(Dataset rows about figures)
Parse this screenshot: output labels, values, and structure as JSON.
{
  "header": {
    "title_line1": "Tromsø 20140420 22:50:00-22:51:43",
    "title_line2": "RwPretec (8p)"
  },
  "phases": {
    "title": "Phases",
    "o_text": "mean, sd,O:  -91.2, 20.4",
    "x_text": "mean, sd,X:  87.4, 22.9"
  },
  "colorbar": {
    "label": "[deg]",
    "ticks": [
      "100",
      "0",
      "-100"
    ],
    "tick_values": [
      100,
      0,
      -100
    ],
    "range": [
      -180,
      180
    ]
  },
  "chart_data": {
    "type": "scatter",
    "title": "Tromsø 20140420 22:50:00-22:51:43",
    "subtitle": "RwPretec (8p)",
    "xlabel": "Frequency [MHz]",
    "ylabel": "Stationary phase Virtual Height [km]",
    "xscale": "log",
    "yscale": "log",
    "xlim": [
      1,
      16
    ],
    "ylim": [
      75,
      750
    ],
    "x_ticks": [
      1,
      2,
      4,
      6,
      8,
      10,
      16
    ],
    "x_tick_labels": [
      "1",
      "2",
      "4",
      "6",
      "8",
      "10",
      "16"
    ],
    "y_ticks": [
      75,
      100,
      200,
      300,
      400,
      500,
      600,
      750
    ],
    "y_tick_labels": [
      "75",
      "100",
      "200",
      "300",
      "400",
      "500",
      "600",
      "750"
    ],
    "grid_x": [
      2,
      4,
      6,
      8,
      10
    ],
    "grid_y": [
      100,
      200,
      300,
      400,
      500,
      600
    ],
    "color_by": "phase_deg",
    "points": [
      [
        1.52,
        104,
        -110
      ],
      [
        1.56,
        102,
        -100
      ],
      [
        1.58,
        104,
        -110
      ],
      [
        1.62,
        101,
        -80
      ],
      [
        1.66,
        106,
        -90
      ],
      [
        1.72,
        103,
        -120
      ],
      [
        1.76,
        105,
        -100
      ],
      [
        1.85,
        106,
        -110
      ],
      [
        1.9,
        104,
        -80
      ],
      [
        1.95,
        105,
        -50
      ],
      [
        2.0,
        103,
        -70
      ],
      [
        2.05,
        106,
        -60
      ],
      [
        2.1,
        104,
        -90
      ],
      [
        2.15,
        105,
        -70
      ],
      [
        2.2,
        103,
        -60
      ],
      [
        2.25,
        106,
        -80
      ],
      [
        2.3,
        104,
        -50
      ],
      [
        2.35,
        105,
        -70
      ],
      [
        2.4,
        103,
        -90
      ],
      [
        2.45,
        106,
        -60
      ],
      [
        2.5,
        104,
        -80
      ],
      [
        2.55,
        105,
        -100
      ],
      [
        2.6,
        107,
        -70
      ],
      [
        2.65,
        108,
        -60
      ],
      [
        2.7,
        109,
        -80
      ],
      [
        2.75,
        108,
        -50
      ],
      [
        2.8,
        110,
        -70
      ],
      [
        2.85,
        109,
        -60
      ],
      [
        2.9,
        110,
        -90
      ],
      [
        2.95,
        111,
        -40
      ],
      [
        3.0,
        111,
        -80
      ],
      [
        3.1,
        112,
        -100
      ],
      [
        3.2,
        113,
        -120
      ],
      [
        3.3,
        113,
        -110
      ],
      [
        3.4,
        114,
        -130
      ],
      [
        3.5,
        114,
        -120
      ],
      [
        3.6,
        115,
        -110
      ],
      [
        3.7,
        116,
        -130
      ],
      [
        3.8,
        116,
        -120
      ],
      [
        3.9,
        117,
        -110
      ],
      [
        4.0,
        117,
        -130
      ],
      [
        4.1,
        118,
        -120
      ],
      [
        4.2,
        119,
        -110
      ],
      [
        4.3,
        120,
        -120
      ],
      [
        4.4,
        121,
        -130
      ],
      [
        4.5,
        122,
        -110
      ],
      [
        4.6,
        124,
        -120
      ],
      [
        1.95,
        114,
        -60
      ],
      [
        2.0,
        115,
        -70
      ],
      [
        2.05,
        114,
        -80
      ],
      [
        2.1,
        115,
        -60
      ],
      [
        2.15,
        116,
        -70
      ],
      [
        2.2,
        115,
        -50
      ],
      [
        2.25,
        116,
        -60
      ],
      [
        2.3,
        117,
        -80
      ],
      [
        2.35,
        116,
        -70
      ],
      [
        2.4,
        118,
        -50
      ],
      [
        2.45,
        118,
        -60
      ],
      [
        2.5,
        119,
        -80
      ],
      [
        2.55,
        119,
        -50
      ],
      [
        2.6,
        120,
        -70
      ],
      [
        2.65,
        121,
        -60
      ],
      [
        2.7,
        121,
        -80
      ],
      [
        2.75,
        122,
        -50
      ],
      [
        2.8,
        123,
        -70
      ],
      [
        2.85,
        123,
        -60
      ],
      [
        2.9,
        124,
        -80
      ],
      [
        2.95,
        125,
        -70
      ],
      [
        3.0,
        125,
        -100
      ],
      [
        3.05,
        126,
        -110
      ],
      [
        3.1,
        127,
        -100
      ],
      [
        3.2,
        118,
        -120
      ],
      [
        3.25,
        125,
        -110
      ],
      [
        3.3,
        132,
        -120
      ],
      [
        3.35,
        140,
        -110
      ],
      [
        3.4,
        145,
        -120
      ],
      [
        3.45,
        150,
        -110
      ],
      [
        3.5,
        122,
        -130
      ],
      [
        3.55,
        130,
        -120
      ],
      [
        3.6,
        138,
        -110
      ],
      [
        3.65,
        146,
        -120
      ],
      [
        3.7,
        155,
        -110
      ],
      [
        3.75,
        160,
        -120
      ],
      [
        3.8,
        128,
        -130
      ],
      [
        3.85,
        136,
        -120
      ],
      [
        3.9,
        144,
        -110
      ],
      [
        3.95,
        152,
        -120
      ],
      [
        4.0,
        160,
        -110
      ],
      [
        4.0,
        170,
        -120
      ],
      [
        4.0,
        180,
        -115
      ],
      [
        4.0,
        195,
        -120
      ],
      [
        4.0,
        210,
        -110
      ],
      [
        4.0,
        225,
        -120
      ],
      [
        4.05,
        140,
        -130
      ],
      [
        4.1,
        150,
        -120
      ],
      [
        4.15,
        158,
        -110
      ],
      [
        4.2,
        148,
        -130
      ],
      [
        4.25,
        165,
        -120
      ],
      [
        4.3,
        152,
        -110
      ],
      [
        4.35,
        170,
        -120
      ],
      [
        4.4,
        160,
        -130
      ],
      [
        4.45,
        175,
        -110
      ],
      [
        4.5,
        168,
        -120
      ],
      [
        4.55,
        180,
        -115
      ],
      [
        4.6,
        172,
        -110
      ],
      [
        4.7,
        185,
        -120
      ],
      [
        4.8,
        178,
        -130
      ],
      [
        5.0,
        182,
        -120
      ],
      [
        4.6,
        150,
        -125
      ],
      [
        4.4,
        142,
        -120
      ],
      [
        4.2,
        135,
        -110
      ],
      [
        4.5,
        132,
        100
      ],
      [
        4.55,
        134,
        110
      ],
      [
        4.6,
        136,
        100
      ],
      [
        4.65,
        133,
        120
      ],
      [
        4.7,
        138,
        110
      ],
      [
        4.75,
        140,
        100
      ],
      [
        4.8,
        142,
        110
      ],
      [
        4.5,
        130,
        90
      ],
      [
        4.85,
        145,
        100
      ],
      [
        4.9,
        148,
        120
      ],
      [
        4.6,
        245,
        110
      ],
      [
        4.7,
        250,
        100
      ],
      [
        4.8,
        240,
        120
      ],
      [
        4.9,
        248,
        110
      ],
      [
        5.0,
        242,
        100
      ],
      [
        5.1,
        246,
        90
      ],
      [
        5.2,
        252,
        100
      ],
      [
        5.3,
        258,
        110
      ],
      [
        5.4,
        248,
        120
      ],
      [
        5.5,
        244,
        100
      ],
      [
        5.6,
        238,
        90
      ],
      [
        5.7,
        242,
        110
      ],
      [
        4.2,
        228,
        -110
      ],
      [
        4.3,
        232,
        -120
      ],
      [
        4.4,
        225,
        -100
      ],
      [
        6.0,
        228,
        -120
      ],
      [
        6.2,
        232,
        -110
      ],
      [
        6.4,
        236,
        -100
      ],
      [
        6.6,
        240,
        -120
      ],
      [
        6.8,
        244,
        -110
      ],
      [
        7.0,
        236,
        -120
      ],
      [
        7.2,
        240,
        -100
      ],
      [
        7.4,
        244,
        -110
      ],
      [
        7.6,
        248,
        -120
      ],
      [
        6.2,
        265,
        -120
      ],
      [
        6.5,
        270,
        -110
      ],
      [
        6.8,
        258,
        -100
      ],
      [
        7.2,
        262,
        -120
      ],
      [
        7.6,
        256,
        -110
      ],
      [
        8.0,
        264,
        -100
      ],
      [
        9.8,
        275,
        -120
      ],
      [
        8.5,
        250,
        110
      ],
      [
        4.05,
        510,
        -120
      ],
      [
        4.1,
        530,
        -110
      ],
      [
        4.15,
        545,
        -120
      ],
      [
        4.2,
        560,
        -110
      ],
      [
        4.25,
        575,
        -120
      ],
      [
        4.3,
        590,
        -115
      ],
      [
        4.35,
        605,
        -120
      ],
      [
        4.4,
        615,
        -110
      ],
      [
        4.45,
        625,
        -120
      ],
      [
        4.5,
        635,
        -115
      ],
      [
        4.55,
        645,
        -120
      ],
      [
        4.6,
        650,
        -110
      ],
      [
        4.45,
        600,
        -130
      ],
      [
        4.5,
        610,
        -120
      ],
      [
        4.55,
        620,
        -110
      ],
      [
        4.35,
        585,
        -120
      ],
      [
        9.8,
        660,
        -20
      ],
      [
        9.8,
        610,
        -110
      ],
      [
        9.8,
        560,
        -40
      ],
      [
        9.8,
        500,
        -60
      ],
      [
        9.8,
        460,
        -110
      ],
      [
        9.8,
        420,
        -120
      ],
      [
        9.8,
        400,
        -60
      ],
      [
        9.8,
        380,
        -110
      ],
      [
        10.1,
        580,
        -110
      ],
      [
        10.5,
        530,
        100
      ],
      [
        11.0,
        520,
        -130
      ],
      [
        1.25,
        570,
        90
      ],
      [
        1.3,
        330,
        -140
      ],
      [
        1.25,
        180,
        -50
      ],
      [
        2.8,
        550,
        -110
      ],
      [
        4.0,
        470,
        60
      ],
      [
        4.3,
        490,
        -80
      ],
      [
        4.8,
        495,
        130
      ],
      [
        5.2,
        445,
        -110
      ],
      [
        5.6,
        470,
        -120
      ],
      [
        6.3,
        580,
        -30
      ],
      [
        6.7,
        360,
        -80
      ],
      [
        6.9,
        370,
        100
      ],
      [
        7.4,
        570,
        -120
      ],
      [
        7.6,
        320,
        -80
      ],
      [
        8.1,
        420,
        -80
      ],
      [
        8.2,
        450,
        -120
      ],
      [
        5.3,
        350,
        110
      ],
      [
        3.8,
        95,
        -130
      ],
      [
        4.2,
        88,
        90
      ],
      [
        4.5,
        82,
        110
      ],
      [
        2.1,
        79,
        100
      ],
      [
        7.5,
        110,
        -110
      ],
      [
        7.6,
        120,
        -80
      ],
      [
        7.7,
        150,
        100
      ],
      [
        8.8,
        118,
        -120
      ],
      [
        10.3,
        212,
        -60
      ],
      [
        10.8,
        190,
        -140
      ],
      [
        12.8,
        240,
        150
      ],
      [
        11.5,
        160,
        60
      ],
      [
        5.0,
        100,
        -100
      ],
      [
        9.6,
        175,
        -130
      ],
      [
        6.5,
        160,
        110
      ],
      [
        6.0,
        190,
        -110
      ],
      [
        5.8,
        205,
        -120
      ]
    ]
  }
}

TASK GOAL => Pull every line containing "RwPretec" out of the records.

SOLVED EXERCISE =>
    "title_line2": "RwPretec (8p)"
    "subtitle": "RwPretec (8p)",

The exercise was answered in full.